Task statement => Go through the material below and copy all lines with "content".

— START Raw data —

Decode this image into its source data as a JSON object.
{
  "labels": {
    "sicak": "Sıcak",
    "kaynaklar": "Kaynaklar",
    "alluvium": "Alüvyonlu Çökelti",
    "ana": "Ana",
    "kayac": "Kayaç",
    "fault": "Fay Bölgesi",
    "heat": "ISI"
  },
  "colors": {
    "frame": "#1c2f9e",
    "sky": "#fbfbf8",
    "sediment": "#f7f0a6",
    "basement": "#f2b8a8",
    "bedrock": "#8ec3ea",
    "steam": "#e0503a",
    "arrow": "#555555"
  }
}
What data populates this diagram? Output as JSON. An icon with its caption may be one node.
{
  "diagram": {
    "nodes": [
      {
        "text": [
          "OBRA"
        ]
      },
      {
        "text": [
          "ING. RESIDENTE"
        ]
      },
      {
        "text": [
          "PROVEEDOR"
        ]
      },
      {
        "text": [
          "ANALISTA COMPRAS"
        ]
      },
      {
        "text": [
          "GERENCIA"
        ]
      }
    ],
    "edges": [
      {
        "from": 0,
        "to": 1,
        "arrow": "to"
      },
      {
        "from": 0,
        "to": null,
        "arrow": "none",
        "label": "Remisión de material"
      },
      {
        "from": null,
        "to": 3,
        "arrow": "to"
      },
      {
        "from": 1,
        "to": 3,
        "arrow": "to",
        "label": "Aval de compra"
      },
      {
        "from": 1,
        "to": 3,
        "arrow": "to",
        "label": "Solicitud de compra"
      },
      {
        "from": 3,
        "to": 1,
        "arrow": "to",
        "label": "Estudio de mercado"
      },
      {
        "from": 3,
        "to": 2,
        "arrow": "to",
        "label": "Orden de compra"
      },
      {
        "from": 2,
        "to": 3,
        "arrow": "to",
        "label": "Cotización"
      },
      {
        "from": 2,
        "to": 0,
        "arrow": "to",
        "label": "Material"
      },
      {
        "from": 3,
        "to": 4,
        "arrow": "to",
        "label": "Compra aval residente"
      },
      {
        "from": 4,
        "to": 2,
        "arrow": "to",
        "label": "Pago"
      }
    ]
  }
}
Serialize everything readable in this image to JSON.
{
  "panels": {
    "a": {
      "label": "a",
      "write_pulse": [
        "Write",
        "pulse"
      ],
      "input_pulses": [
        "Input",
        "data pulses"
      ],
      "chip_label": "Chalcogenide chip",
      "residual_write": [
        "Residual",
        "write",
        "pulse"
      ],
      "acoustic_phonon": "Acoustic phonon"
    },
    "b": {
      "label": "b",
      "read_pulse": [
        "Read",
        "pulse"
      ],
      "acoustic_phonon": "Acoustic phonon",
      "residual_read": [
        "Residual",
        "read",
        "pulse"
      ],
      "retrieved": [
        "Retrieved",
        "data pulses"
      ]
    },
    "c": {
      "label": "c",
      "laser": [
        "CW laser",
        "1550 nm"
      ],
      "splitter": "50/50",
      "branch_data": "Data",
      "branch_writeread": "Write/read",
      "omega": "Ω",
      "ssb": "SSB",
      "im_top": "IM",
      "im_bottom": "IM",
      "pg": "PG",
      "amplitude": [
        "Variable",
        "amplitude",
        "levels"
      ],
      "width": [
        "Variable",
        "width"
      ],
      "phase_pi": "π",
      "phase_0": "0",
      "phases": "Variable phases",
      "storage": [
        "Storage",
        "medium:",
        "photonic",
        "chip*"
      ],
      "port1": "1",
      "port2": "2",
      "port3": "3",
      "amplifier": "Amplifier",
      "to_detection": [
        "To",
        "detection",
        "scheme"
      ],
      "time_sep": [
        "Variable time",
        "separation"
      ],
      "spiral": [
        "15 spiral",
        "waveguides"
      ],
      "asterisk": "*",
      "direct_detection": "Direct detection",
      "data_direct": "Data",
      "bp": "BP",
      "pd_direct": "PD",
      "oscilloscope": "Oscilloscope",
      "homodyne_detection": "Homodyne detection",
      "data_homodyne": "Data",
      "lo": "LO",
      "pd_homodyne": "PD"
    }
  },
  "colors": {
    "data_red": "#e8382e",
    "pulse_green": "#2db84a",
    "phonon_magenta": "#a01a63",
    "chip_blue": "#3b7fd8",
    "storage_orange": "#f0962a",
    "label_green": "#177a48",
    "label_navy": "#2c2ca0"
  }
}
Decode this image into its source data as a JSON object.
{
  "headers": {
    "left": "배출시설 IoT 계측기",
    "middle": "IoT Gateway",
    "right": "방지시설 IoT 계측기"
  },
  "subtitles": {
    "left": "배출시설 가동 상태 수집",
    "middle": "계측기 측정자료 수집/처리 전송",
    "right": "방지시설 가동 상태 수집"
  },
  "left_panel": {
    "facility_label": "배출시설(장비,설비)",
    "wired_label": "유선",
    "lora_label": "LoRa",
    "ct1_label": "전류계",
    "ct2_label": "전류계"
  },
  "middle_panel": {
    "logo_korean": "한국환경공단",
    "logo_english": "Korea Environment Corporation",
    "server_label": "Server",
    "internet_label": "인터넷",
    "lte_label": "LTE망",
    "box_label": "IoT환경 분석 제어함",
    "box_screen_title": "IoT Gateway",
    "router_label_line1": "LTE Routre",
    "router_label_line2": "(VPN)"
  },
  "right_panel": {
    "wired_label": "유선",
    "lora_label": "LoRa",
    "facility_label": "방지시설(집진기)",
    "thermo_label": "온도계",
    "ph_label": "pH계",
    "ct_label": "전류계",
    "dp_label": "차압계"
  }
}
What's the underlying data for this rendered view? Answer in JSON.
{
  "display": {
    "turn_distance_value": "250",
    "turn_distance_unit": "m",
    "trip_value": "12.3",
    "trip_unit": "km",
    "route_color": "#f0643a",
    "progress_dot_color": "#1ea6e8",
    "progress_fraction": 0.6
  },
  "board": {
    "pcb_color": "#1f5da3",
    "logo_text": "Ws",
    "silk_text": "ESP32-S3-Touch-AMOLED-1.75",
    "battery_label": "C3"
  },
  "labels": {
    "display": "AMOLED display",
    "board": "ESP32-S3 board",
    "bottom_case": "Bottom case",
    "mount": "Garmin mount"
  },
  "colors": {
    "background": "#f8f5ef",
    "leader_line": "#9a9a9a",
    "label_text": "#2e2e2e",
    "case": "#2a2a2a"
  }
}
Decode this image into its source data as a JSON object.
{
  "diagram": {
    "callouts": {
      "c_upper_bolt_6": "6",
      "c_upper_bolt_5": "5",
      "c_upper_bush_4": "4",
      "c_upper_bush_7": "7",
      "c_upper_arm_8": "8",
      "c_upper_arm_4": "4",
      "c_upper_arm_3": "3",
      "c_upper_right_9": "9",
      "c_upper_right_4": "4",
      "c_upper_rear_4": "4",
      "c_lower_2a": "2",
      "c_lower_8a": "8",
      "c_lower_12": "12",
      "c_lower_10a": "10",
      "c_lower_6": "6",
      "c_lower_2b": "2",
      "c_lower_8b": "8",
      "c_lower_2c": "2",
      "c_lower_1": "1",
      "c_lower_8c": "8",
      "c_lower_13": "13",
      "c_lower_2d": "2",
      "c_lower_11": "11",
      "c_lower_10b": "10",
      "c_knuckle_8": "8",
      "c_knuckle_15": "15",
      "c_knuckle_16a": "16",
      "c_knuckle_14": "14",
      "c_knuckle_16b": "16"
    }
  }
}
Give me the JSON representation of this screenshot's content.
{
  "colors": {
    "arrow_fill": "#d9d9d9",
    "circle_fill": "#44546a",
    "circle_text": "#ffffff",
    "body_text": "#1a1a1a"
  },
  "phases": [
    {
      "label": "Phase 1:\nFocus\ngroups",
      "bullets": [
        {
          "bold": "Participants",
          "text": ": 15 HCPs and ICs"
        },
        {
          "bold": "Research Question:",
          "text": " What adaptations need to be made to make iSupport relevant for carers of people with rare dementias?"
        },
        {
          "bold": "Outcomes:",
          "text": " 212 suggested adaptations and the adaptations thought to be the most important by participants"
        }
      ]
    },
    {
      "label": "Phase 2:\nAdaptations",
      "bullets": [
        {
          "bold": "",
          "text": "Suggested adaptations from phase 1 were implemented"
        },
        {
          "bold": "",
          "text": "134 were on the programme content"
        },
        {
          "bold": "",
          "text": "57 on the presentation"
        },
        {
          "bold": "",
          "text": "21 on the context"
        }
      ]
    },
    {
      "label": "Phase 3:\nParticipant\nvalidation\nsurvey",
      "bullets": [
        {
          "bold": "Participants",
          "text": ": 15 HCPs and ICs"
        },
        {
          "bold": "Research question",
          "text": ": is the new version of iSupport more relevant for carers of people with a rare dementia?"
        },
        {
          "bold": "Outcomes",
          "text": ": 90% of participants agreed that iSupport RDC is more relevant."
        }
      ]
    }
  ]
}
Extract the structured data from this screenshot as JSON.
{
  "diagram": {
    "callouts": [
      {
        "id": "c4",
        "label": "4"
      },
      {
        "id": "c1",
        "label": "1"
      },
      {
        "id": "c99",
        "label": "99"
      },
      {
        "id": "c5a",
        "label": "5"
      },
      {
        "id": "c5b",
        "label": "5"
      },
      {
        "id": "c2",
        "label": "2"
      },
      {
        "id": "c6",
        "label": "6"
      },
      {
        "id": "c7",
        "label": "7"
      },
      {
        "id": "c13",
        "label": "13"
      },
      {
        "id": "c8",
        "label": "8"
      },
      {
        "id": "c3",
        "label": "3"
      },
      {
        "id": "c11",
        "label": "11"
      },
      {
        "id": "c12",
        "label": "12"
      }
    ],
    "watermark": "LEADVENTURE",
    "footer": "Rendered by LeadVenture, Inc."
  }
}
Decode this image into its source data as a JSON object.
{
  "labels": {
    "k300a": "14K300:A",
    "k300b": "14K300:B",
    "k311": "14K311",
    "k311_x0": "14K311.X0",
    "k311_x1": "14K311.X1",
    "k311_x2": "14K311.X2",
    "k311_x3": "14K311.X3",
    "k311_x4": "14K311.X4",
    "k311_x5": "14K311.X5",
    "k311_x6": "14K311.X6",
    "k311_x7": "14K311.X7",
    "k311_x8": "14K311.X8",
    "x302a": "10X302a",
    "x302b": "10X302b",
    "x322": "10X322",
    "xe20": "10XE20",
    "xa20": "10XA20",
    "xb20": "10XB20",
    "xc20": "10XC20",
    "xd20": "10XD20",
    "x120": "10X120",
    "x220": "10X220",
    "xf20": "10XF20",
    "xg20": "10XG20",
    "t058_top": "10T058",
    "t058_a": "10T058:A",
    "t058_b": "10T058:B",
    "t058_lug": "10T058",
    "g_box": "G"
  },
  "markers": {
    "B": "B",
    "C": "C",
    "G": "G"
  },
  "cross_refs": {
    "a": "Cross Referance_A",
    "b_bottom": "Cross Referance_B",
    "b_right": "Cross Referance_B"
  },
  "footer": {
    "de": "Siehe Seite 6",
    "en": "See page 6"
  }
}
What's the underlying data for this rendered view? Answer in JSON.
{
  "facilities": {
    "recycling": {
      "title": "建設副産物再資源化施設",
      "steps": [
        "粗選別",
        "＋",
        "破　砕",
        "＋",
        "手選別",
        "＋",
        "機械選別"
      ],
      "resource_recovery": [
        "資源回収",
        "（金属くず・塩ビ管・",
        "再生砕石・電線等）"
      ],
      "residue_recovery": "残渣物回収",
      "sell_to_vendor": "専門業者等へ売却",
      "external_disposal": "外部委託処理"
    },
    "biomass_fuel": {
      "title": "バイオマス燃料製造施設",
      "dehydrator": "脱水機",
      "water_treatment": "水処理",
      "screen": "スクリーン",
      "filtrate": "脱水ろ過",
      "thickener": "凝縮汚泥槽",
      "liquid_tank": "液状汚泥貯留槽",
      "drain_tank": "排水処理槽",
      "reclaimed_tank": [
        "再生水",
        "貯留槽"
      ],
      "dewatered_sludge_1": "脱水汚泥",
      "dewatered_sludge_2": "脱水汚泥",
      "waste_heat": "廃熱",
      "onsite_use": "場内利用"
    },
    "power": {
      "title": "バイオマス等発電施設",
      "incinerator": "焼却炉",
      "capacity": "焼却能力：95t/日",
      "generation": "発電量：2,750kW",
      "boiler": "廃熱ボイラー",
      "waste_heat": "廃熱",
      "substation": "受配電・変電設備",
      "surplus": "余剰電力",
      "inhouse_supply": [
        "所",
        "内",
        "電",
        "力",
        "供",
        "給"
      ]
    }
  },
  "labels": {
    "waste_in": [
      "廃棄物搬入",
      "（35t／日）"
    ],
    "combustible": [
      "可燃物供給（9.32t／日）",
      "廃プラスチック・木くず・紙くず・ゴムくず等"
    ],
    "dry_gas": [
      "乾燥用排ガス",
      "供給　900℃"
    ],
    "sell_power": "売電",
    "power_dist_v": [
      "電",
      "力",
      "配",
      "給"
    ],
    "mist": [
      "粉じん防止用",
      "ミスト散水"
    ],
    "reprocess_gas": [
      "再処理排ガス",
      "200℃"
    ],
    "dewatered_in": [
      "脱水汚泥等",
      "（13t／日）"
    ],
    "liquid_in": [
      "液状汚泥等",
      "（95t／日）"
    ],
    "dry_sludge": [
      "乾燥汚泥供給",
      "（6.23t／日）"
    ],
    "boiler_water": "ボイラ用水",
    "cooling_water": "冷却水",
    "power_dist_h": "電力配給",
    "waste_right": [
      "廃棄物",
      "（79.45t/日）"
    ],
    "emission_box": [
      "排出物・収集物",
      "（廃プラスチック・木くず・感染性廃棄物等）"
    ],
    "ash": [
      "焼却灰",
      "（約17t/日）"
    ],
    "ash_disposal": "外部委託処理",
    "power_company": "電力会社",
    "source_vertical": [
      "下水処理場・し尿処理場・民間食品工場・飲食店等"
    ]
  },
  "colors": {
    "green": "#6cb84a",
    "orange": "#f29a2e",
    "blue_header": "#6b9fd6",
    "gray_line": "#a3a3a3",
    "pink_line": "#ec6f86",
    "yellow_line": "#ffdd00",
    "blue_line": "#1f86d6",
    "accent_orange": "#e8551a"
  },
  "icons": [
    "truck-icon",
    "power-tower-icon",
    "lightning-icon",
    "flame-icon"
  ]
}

— END Raw data —

The reply =>
Give me the JSON representation of this screenshot's content.
          "text": "134 were on the programme content"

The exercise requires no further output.